> RAW RECORDS:
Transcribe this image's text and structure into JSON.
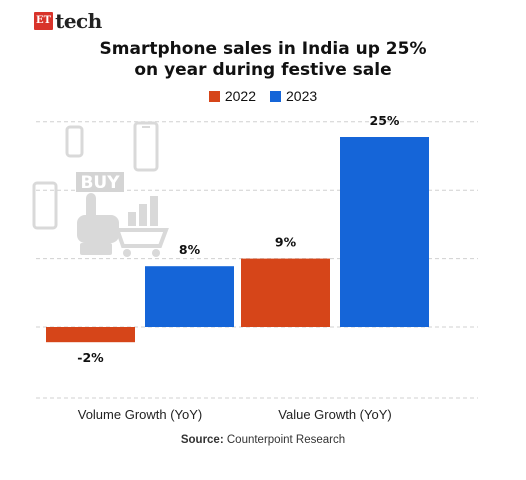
{
  "brand": {
    "badge": "ET",
    "name": "tech"
  },
  "title_line1": "Smartphone sales in India up 25%",
  "title_line2": "on year during festive sale",
  "source_label": "Source:",
  "source_text": "Counterpoint Research",
  "illustration": {
    "buy_text": "BUY"
  },
  "chart_data": {
    "type": "bar",
    "title": "Smartphone sales in India up 25% on year during festive sale",
    "categories": [
      "Volume Growth (YoY)",
      "Value Growth (YoY)"
    ],
    "series": [
      {
        "name": "2022",
        "values": [
          -2,
          9
        ],
        "color": "#d64519",
        "labels": [
          "-2%",
          "9%"
        ]
      },
      {
        "name": "2023",
        "values": [
          8,
          25
        ],
        "color": "#1565d8",
        "labels": [
          "8%",
          "25%"
        ]
      }
    ],
    "ylim": [
      -4,
      27
    ],
    "grid": true,
    "legend": "top-center"
  }
}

> WHAT YOU HAVE TO DO: Repeat the data in full and exactly. Omit pictures.

> RESPONSE TO THE TASK:
Transcribe this image's text and structure into JSON.
{
  "brand": {
    "badge": "ET",
    "name": "tech"
  },
  "title_line1": "Smartphone sales in India up 25%",
  "title_line2": "on year during festive sale",
  "source_label": "Source:",
  "source_text": "Counterpoint Research",
  "illustration": {
    "buy_text": "BUY"
  },
  "chart_data": {
    "type": "bar",
    "title": "Smartphone sales in India up 25% on year during festive sale",
    "categories": [
      "Volume Growth (YoY)",
      "Value Growth (YoY)"
    ],
    "series": [
      {
        "name": "2022",
        "values": [
          -2,
          9
        ],
        "color": "#d64519",
        "labels": [
          "-2%",
          "9%"
        ]
      },
      {
        "name": "2023",
        "values": [
          8,
          25
        ],
        "color": "#1565d8",
        "labels": [
          "8%",
          "25%"
        ]
      }
    ],
    "ylim": [
      -4,
      27
    ],
    "grid": true,
    "legend": "top-center"
  }
}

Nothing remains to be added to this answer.